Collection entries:
------------------------------
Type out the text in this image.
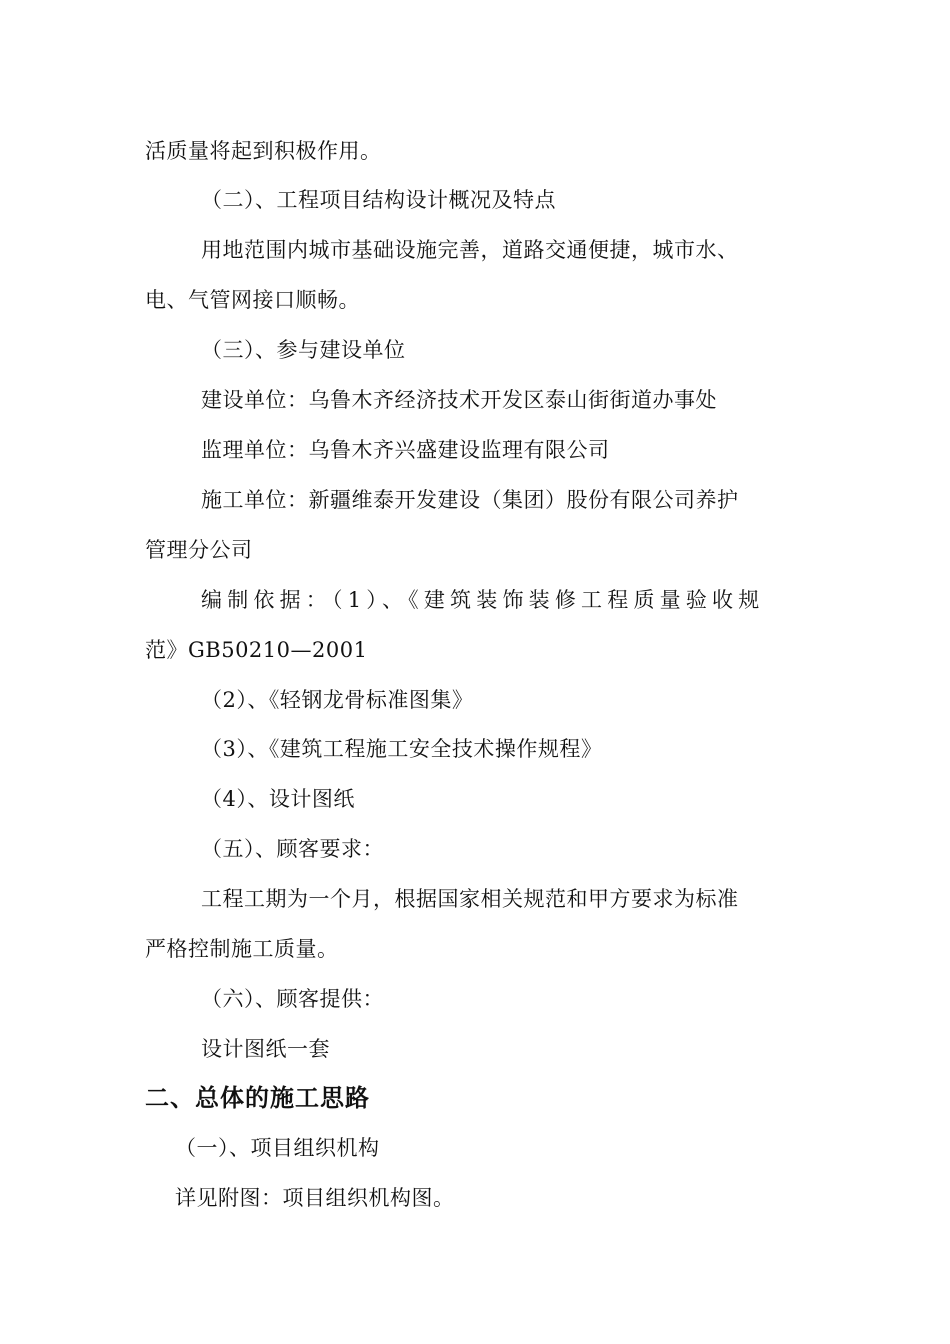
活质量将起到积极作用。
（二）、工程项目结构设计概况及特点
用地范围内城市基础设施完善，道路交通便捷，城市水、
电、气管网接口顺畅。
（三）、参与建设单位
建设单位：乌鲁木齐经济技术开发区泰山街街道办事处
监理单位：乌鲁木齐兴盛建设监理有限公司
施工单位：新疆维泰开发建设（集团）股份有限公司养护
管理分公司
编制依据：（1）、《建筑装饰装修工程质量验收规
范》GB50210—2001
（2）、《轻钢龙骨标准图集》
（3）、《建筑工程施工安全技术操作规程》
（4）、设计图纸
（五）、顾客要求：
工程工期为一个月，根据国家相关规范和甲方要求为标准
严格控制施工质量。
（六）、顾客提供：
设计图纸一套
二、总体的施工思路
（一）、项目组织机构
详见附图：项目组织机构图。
------------------------------
WHAT YOU SHOULD DO: Write out the records above once more, word for word, with no pictures.

RESPONSE FOR THIS EXERCISE:
Type out the text in this image.
活质量将起到积极作用。
（二）、工程项目结构设计概况及特点
用地范围内城市基础设施完善，道路交通便捷，城市水、
电、气管网接口顺畅。
（三）、参与建设单位
建设单位：乌鲁木齐经济技术开发区泰山街街道办事处
监理单位：乌鲁木齐兴盛建设监理有限公司
施工单位：新疆维泰开发建设（集团）股份有限公司养护
管理分公司
编制依据：（1）、《建筑装饰装修工程质量验收规
范》GB50210—2001
（2）、《轻钢龙骨标准图集》
（3）、《建筑工程施工安全技术操作规程》
（4）、设计图纸
（五）、顾客要求：
工程工期为一个月，根据国家相关规范和甲方要求为标准
严格控制施工质量。
（六）、顾客提供：
设计图纸一套
二、总体的施工思路
（一）、项目组织机构
详见附图：项目组织机构图。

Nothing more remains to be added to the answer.